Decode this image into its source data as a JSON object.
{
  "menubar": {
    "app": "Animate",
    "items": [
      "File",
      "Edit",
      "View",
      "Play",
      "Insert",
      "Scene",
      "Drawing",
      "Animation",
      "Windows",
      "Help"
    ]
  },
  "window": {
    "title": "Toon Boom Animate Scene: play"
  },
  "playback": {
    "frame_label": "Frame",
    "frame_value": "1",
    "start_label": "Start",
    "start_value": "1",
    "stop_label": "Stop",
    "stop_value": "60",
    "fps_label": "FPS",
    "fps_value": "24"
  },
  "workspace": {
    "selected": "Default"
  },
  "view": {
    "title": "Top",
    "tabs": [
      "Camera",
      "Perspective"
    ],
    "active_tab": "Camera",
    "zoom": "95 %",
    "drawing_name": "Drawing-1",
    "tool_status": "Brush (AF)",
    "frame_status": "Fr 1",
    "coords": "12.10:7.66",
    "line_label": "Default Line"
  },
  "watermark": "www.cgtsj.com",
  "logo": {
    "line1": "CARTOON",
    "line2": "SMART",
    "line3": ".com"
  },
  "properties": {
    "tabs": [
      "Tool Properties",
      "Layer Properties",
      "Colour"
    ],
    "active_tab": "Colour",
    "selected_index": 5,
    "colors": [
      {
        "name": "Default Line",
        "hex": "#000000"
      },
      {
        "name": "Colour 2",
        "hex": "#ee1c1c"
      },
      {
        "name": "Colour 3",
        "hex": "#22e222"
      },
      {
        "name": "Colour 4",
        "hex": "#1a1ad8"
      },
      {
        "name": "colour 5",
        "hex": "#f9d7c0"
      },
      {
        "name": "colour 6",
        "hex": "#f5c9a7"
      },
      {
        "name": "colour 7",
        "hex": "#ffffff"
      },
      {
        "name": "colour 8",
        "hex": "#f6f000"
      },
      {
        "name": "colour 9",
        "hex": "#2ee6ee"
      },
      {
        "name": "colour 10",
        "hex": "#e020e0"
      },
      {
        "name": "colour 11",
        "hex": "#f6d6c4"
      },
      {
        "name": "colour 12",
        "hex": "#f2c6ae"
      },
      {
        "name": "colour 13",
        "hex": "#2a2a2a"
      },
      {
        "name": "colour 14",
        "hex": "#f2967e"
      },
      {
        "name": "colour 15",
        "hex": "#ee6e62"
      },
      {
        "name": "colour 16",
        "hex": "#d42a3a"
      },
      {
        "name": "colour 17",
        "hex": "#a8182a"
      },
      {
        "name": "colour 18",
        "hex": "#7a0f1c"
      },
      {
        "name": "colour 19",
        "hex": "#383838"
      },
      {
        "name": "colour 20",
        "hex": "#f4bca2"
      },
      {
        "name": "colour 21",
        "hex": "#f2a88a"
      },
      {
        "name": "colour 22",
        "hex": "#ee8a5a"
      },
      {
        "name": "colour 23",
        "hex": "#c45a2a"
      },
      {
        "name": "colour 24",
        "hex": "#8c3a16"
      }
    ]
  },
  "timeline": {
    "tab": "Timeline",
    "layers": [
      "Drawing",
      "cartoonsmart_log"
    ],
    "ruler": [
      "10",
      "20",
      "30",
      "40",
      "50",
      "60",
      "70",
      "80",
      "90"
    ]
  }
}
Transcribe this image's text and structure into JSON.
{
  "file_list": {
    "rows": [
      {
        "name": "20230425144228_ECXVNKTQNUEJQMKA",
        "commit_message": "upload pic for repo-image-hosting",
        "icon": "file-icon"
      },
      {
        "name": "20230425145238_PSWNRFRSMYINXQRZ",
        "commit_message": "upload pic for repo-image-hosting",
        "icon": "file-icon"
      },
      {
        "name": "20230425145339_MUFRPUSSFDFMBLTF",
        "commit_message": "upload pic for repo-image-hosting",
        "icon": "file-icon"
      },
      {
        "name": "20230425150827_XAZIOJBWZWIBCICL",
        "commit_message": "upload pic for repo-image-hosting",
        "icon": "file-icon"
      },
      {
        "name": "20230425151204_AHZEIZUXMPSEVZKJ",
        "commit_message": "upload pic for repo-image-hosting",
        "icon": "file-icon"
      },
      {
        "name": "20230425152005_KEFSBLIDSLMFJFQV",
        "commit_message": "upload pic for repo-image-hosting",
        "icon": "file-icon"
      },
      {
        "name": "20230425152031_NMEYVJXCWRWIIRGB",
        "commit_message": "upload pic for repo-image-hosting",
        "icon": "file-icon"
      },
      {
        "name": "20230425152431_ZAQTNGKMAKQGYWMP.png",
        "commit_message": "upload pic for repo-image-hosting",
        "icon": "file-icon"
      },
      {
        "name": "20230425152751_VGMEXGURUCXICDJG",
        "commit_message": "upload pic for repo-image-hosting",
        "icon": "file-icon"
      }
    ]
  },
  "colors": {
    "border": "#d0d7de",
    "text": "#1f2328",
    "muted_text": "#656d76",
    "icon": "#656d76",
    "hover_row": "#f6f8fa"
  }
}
• • •
_Directions_.
Looking back at the lines above, state how many contain the word "Default", and supply nothing besides the number.

_Complete output_.
3